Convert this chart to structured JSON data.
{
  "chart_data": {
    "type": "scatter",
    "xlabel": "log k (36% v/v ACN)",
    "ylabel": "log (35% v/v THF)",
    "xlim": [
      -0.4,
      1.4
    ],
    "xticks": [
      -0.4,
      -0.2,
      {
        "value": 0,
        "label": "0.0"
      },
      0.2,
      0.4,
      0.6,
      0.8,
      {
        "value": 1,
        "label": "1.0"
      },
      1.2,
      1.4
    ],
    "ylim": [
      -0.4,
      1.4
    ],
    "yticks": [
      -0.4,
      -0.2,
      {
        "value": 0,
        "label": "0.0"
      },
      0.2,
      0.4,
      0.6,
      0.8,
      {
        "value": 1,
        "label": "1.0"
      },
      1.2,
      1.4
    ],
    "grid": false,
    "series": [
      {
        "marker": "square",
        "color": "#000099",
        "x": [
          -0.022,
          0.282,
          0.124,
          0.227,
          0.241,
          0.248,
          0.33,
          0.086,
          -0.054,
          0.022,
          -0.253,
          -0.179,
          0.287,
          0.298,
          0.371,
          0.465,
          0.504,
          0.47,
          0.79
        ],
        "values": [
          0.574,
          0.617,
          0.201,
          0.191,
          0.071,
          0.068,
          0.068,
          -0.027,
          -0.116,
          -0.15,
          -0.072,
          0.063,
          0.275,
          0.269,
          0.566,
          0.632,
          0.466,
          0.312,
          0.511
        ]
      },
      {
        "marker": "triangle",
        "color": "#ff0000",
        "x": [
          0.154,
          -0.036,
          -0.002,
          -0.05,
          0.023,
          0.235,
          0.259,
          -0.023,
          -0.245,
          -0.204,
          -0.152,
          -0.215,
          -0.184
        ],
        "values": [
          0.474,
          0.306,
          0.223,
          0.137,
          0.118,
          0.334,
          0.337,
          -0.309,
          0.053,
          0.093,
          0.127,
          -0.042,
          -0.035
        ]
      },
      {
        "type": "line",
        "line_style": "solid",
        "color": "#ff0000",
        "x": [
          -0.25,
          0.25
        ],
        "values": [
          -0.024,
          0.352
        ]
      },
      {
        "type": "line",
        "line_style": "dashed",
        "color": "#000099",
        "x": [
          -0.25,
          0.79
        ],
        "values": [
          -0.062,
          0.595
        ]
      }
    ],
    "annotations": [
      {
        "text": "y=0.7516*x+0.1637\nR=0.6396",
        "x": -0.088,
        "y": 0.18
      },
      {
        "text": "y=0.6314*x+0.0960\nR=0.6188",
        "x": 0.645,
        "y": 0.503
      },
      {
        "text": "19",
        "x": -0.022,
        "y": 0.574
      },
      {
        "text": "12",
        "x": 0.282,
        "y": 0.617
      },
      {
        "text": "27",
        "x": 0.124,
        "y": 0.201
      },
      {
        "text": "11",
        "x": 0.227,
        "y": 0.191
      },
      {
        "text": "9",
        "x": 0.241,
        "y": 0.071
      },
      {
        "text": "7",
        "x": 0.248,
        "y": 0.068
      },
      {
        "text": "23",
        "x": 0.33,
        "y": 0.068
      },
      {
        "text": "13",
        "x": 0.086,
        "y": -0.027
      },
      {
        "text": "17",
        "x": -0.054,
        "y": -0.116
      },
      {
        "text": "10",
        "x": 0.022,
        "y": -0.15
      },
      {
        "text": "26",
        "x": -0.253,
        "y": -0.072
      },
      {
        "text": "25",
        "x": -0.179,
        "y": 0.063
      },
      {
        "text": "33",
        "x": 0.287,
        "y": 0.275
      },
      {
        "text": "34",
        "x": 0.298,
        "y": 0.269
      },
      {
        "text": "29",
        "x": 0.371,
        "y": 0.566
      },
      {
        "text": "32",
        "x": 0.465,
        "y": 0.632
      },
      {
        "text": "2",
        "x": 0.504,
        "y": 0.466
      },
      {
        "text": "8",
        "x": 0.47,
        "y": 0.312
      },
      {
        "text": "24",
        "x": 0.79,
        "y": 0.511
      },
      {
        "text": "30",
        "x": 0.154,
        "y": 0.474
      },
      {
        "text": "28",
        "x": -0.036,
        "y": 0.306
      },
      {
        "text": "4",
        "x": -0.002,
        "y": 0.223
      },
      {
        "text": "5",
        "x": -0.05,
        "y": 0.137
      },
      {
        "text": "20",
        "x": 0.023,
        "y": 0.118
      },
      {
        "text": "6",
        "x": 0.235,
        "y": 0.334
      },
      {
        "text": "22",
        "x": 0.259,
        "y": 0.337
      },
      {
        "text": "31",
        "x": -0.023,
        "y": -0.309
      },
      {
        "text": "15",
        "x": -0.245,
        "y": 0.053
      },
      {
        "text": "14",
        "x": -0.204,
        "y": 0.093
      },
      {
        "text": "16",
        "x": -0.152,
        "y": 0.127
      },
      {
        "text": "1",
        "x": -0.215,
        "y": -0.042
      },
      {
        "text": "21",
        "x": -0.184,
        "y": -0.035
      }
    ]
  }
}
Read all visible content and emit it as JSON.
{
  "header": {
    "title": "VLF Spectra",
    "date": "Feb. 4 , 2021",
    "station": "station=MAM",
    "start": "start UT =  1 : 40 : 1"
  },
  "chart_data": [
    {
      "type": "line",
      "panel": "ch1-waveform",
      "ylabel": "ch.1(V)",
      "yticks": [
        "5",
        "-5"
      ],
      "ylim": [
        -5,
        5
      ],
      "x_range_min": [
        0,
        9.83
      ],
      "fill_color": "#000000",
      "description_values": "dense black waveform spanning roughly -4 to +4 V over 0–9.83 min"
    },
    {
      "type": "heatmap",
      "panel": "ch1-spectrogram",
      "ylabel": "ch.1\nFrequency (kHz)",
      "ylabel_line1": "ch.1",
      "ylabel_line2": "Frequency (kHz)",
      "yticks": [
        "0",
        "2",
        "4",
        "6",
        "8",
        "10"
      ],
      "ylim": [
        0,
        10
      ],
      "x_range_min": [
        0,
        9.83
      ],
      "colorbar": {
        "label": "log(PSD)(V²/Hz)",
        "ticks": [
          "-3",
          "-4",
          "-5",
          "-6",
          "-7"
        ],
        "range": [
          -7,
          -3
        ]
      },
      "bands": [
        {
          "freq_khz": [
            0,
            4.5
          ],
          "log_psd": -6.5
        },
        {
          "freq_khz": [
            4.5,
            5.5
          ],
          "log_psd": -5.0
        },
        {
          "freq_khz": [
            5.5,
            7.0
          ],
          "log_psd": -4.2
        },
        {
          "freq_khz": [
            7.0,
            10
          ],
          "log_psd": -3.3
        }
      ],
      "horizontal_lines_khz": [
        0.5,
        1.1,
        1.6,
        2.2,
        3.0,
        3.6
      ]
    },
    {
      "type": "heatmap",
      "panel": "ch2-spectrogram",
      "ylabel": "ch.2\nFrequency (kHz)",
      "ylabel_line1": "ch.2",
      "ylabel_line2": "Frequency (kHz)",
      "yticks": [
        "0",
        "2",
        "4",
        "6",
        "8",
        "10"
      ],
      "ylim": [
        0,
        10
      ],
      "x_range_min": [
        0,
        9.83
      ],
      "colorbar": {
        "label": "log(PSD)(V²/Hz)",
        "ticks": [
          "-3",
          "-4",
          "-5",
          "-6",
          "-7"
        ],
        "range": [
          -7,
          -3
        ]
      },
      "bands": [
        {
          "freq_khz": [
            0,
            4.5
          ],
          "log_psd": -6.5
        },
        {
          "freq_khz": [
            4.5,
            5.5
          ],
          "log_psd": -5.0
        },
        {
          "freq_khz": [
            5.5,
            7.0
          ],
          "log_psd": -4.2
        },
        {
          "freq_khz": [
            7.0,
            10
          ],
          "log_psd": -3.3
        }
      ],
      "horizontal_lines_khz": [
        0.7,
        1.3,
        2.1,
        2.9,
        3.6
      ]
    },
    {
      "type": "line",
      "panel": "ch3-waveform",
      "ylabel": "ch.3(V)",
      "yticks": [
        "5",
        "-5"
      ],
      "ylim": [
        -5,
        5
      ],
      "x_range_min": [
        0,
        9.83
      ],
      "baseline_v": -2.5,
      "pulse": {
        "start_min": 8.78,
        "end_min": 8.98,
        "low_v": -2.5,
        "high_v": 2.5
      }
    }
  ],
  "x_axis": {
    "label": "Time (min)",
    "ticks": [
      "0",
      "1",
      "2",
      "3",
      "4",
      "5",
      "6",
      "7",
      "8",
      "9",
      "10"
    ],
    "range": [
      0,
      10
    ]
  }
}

* * * * *

WHAT IS BEING ASKED » Copy all lines from the listing that contain "spectrogram".

ANSWER TO THIS EXERCISE »
      "panel": "ch1-spectrogram",
      "panel": "ch2-spectrogram",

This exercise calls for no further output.